DATA FOR THIS TASK:

** Start **

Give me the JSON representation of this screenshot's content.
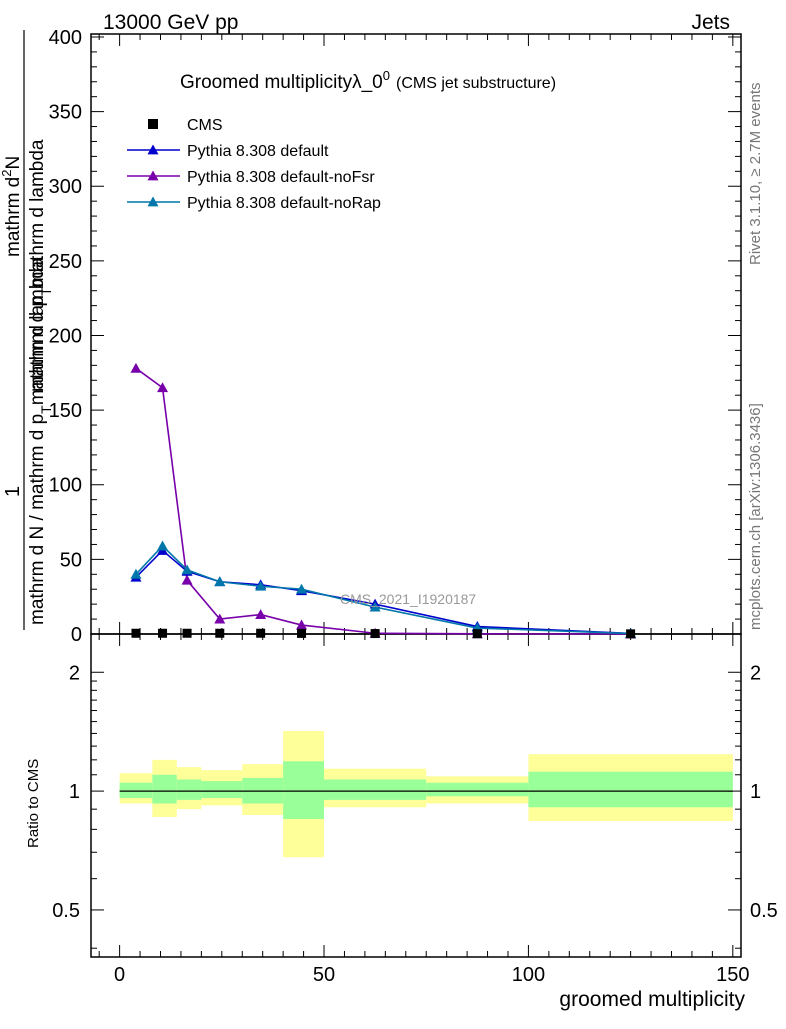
{
  "header": {
    "left": "13000 GeV pp",
    "right": "Jets"
  },
  "side_labels": {
    "rivet": "Rivet 3.1.10, ≥ 2.7M events",
    "mcplots": "mcplots.cern.ch [arXiv:1306.3436]"
  },
  "watermark": "CMS_2021_I1920187",
  "chart_data": {
    "type": "line",
    "title": "Groomed multiplicityλ_0",
    "title_superscript": "0",
    "subtitle": "(CMS jet substructure)",
    "xlabel": "groomed multiplicity",
    "ylabel": {
      "numerator": "1",
      "denominator": "mathrm d N / mathrm d p",
      "den_sub": "T",
      "den_rest": "mathrm d lambda",
      "outer_num": "mathrm d",
      "outer_num_sup": "2",
      "outer_num_rest": "N",
      "outer_den": "mathrm d p",
      "outer_den_sub": "T",
      "outer_den_rest": "mathrm d lambda"
    },
    "ratio_ylabel": "Ratio to CMS",
    "xlim": [
      -7,
      152
    ],
    "ylim": [
      0,
      402
    ],
    "ratio_ylim": [
      0.38,
      2.5
    ],
    "x_ticks": [
      "0",
      "50",
      "100",
      "150"
    ],
    "y_ticks": [
      "0",
      "50",
      "100",
      "150",
      "200",
      "250",
      "300",
      "350",
      "400"
    ],
    "ratio_ticks": [
      "0.5",
      "1",
      "2"
    ],
    "legend": [
      {
        "name": "CMS",
        "marker": "square",
        "color": "#000000"
      },
      {
        "name": "Pythia 8.308 default",
        "marker": "triangle",
        "color": "#0000cc"
      },
      {
        "name": "Pythia 8.308 default-noFsr",
        "marker": "triangle",
        "color": "#7700aa"
      },
      {
        "name": "Pythia 8.308 default-noRap",
        "marker": "triangle",
        "color": "#0077aa"
      }
    ],
    "x": [
      4,
      10.5,
      16.5,
      24.5,
      34.5,
      44.5,
      62.5,
      87.5,
      125
    ],
    "bin_edges": [
      0,
      8,
      14,
      20,
      30,
      40,
      50,
      75,
      100,
      150
    ],
    "series": [
      {
        "name": "CMS",
        "values": [
          0.5,
          0.5,
          0.5,
          0.5,
          0.5,
          0.4,
          0.3,
          0.2,
          0.1
        ],
        "color": "#000000",
        "marker": "square"
      },
      {
        "name": "Pythia 8.308 default",
        "values": [
          38,
          56,
          42,
          35,
          33,
          29,
          20,
          5,
          0.4
        ],
        "color": "#0000cc",
        "marker": "triangle"
      },
      {
        "name": "Pythia 8.308 default-noFsr",
        "values": [
          178,
          165,
          36,
          10,
          13,
          6,
          0.5,
          0.1,
          0.05
        ],
        "color": "#7700aa",
        "marker": "triangle"
      },
      {
        "name": "Pythia 8.308 default-noRap",
        "values": [
          40,
          59,
          43,
          35,
          32,
          30,
          18,
          4,
          0.3
        ],
        "color": "#0077aa",
        "marker": "triangle"
      }
    ],
    "ratio_bands": {
      "stat_lo": [
        0.96,
        0.93,
        0.95,
        0.96,
        0.93,
        0.85,
        0.95,
        0.97,
        0.91
      ],
      "stat_hi": [
        1.05,
        1.1,
        1.07,
        1.06,
        1.08,
        1.19,
        1.07,
        1.05,
        1.12
      ],
      "tot_lo": [
        0.93,
        0.86,
        0.9,
        0.92,
        0.87,
        0.68,
        0.91,
        0.93,
        0.84
      ],
      "tot_hi": [
        1.11,
        1.2,
        1.15,
        1.13,
        1.17,
        1.42,
        1.14,
        1.09,
        1.24
      ],
      "stat_color": "#99ff99",
      "tot_color": "#ffff99"
    }
  }
}
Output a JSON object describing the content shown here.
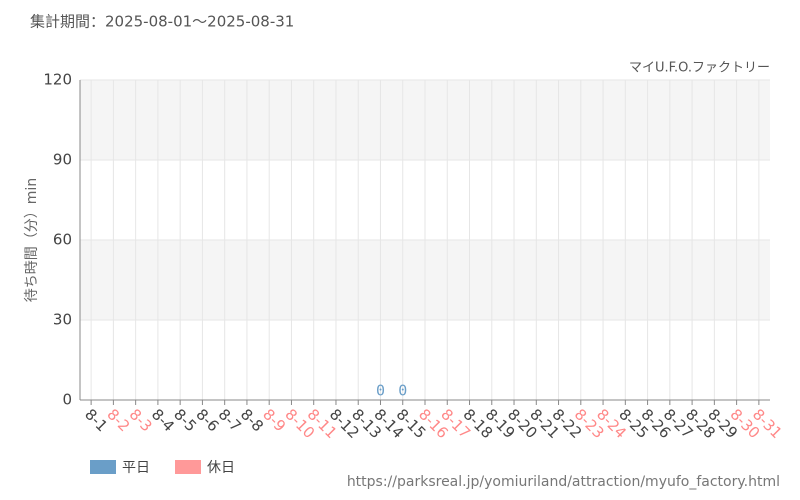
{
  "chart_data": {
    "type": "bar",
    "subtitle": "集計期間：2025-08-01～2025-08-31",
    "title": "マイU.F.O.ファクトリー",
    "y_label": "待ち時間（分）min",
    "source": "https://parksreal.jp/yomiuriland/attraction/myufo_factory.html",
    "categories": [
      "8-1",
      "8-2",
      "8-3",
      "8-4",
      "8-5",
      "8-6",
      "8-7",
      "8-8",
      "8-9",
      "8-10",
      "8-11",
      "8-12",
      "8-13",
      "8-14",
      "8-15",
      "8-16",
      "8-17",
      "8-18",
      "8-19",
      "8-20",
      "8-21",
      "8-22",
      "8-23",
      "8-24",
      "8-25",
      "8-26",
      "8-27",
      "8-28",
      "8-29",
      "8-30",
      "8-31"
    ],
    "category_colors": [
      "#444",
      "#f88",
      "#f88",
      "#444",
      "#444",
      "#444",
      "#444",
      "#444",
      "#f88",
      "#f88",
      "#f88",
      "#444",
      "#444",
      "#444",
      "#444",
      "#f88",
      "#f88",
      "#444",
      "#444",
      "#444",
      "#444",
      "#444",
      "#f88",
      "#f88",
      "#444",
      "#444",
      "#444",
      "#444",
      "#444",
      "#f88",
      "#f88"
    ],
    "series": [
      {
        "name": "平日",
        "color": "#6a9ec8",
        "values": [
          null,
          null,
          null,
          null,
          null,
          null,
          null,
          null,
          null,
          null,
          null,
          null,
          null,
          0,
          0,
          null,
          null,
          null,
          null,
          null,
          null,
          null,
          null,
          null,
          null,
          null,
          null,
          null,
          null,
          null,
          null
        ]
      },
      {
        "name": "休日",
        "color": "#ff9999",
        "values": [
          null,
          null,
          null,
          null,
          null,
          null,
          null,
          null,
          null,
          null,
          null,
          null,
          null,
          null,
          null,
          null,
          null,
          null,
          null,
          null,
          null,
          null,
          null,
          null,
          null,
          null,
          null,
          null,
          null,
          null,
          null
        ]
      }
    ],
    "ylim": [
      0,
      120
    ],
    "yticks": [
      0,
      30,
      60,
      90,
      120
    ],
    "grid": true
  }
}
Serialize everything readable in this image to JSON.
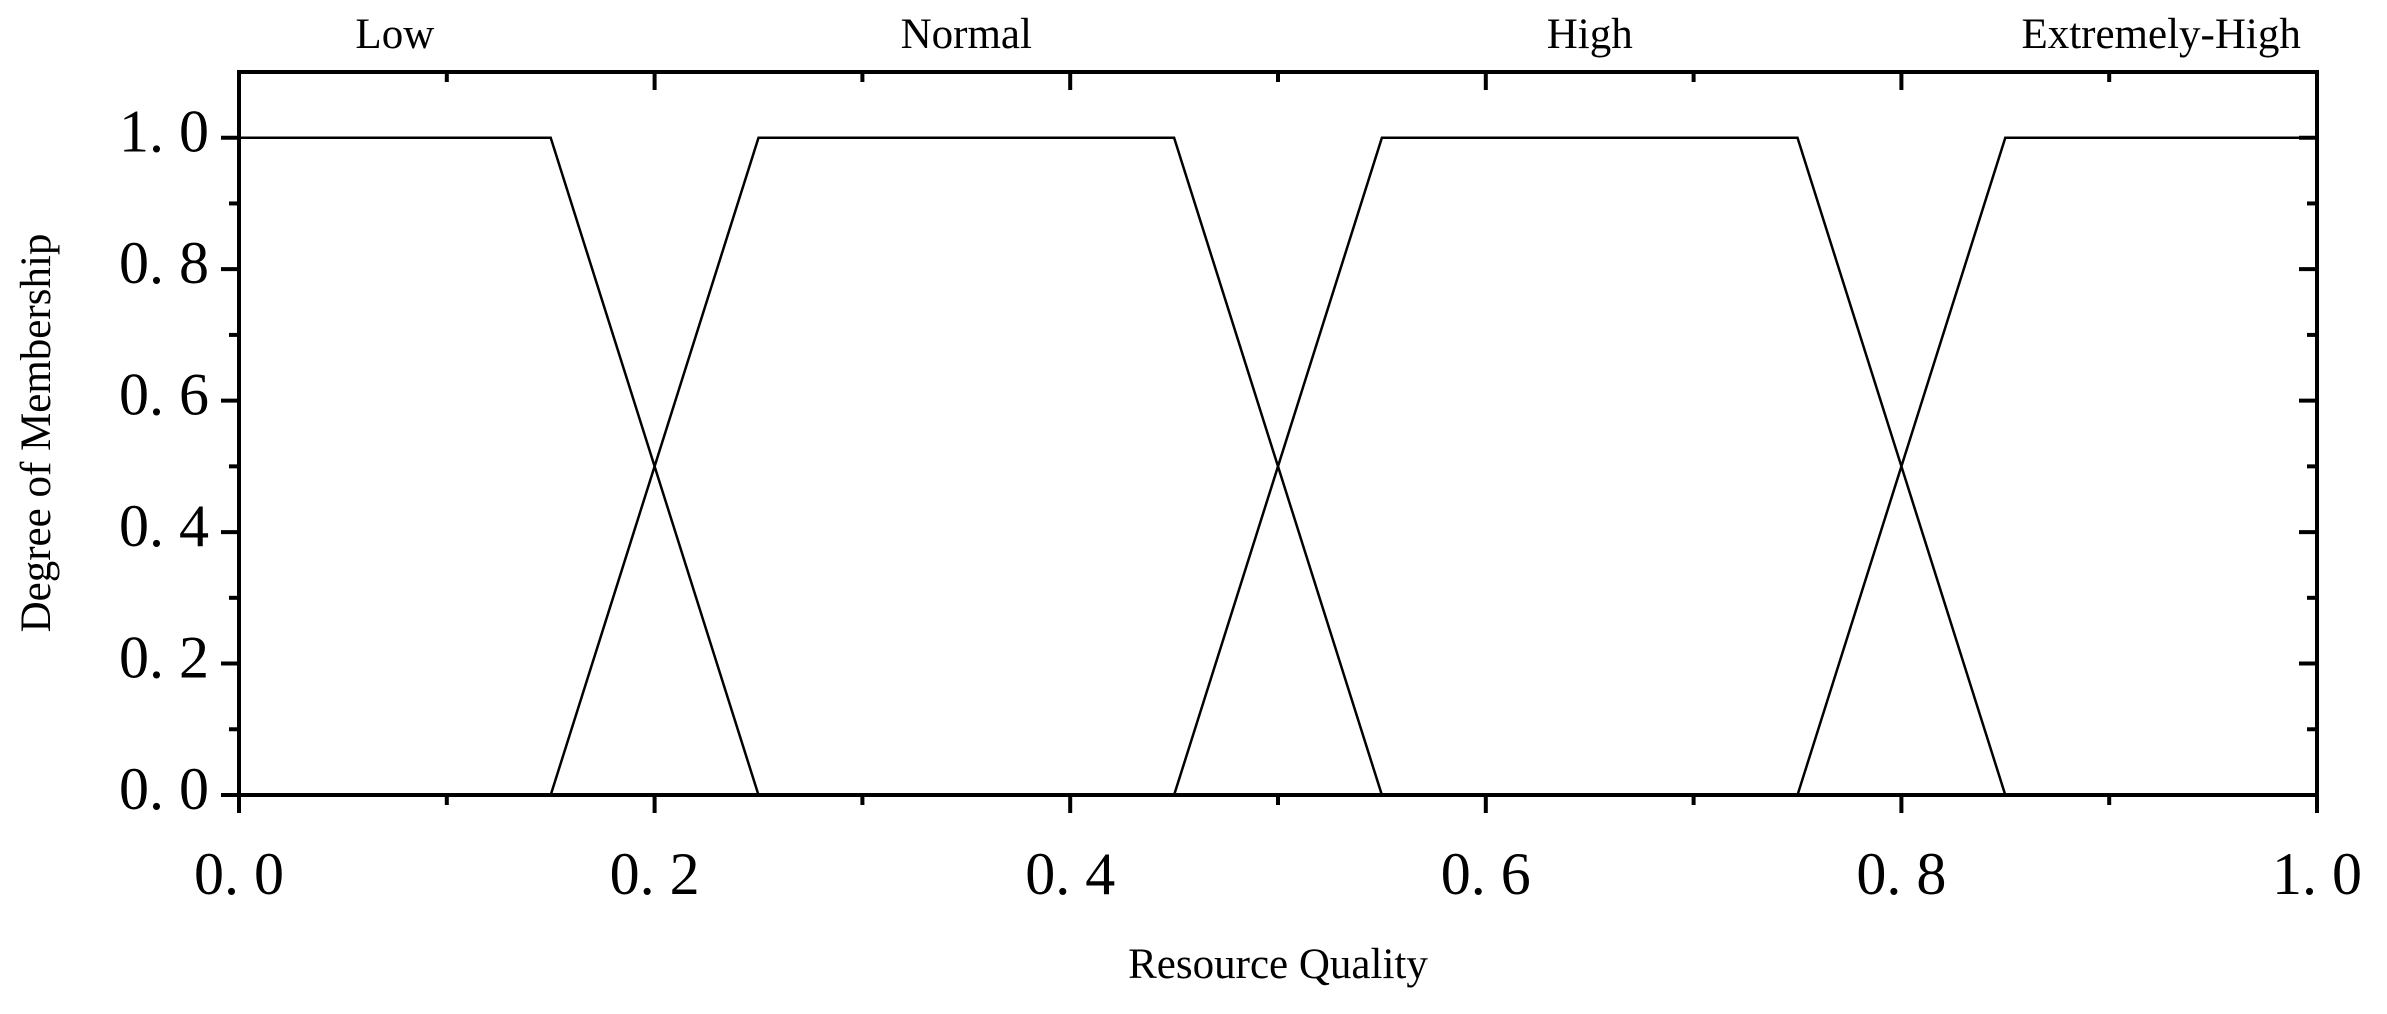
{
  "chart_data": {
    "type": "line",
    "xlabel": "Resource Quality",
    "ylabel": "Degree of Membership",
    "series": [
      {
        "name": "Low",
        "color": "#000000",
        "x": [
          0,
          0.15,
          0.25
        ],
        "values": [
          1,
          1,
          0
        ]
      },
      {
        "name": "Normal",
        "color": "#000000",
        "x": [
          0.15,
          0.25,
          0.45,
          0.55
        ],
        "values": [
          0,
          1,
          1,
          0
        ]
      },
      {
        "name": "High",
        "color": "#000000",
        "x": [
          0.45,
          0.55,
          0.75,
          0.85
        ],
        "values": [
          0,
          1,
          1,
          0
        ]
      },
      {
        "name": "Extremely-High",
        "color": "#000000",
        "x": [
          0.75,
          0.85,
          1.0
        ],
        "values": [
          0,
          1,
          1
        ]
      }
    ],
    "xlim": [
      0,
      1.0
    ],
    "ylim": [
      0,
      1.1
    ],
    "xticks": [
      {
        "value": 0,
        "label": "0. 0"
      },
      {
        "value": 0.2,
        "label": "0. 2"
      },
      {
        "value": 0.4,
        "label": "0. 4"
      },
      {
        "value": 0.6,
        "label": "0. 6"
      },
      {
        "value": 0.8,
        "label": "0. 8"
      },
      {
        "value": 1.0,
        "label": "1. 0"
      }
    ],
    "yticks": [
      {
        "value": 0,
        "label": "0. 0"
      },
      {
        "value": 0.2,
        "label": "0. 2"
      },
      {
        "value": 0.4,
        "label": "0. 4"
      },
      {
        "value": 0.6,
        "label": "0. 6"
      },
      {
        "value": 0.8,
        "label": "0. 8"
      },
      {
        "value": 1.0,
        "label": "1. 0"
      }
    ],
    "xminorticks": [
      0.1,
      0.3,
      0.5,
      0.7,
      0.9
    ],
    "yminorticks": [
      0.1,
      0.3,
      0.5,
      0.7,
      0.9
    ],
    "grid": false
  }
}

** End **

Find the string "content" in the records, then copy each line where it occurs.

Give me the JSON representation of this screenshot's content.
Output a JSON object describing the content shown here.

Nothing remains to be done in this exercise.